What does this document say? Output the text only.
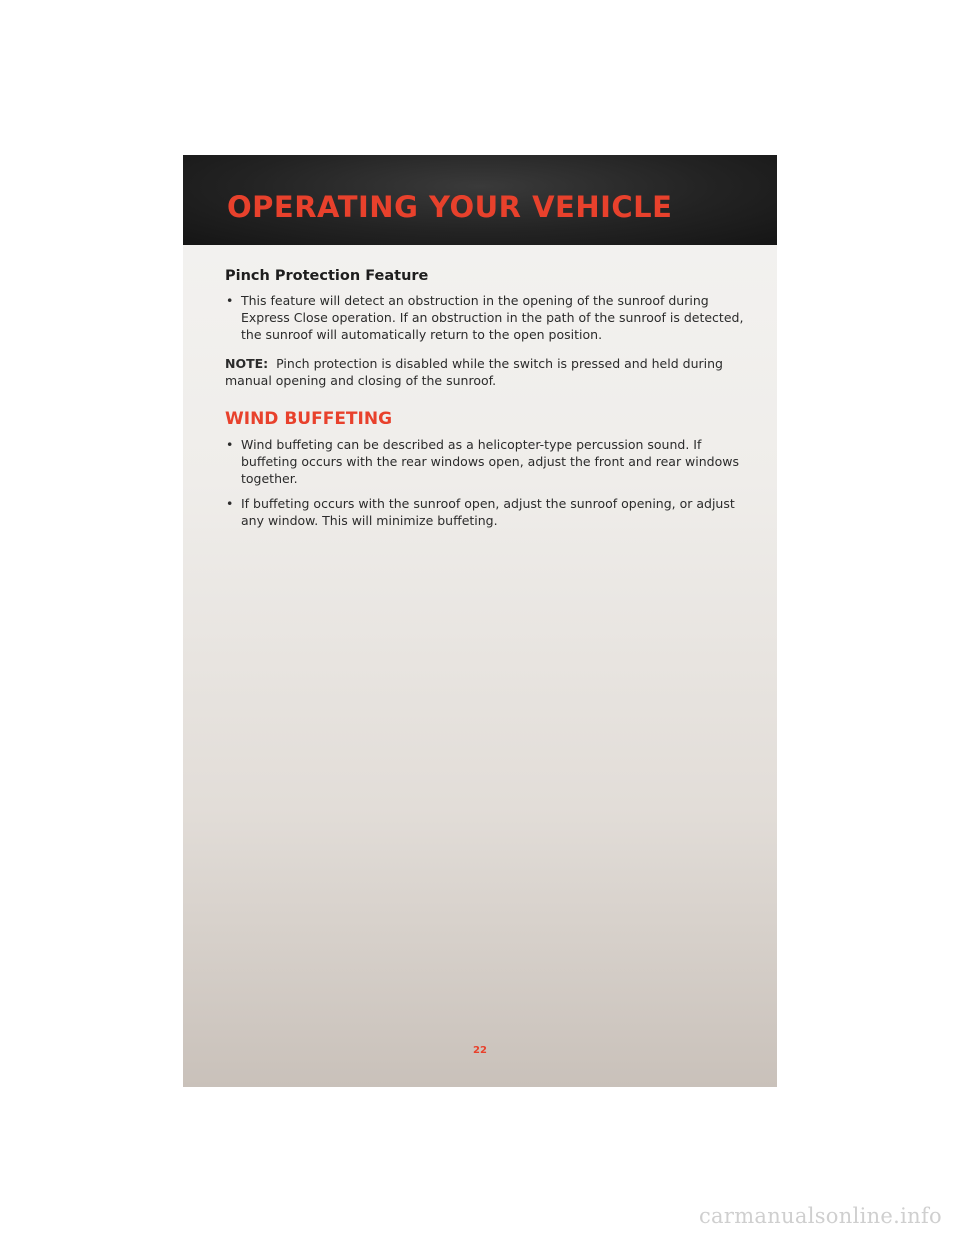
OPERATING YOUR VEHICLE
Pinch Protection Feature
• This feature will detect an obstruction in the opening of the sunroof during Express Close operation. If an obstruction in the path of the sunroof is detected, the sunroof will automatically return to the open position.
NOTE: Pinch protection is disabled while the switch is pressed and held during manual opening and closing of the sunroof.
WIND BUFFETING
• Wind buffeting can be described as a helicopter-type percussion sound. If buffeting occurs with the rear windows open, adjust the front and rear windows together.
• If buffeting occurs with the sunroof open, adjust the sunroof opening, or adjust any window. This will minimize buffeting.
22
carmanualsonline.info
:::
_PROBLEM REQUIREMENTS_.
Your task is to repeat the data above exactly while excluding the pictures.

_TASK ANSWER_.
What does this document say? Output the text only.
OPERATING YOUR VEHICLE
Pinch Protection Feature
• This feature will detect an obstruction in the opening of the sunroof during Express Close operation. If an obstruction in the path of the sunroof is detected, the sunroof will automatically return to the open position.
NOTE: Pinch protection is disabled while the switch is pressed and held during manual opening and closing of the sunroof.
WIND BUFFETING
• Wind buffeting can be described as a helicopter-type percussion sound. If buffeting occurs with the rear windows open, adjust the front and rear windows together.
• If buffeting occurs with the sunroof open, adjust the sunroof opening, or adjust any window. This will minimize buffeting.
22
carmanualsonline.info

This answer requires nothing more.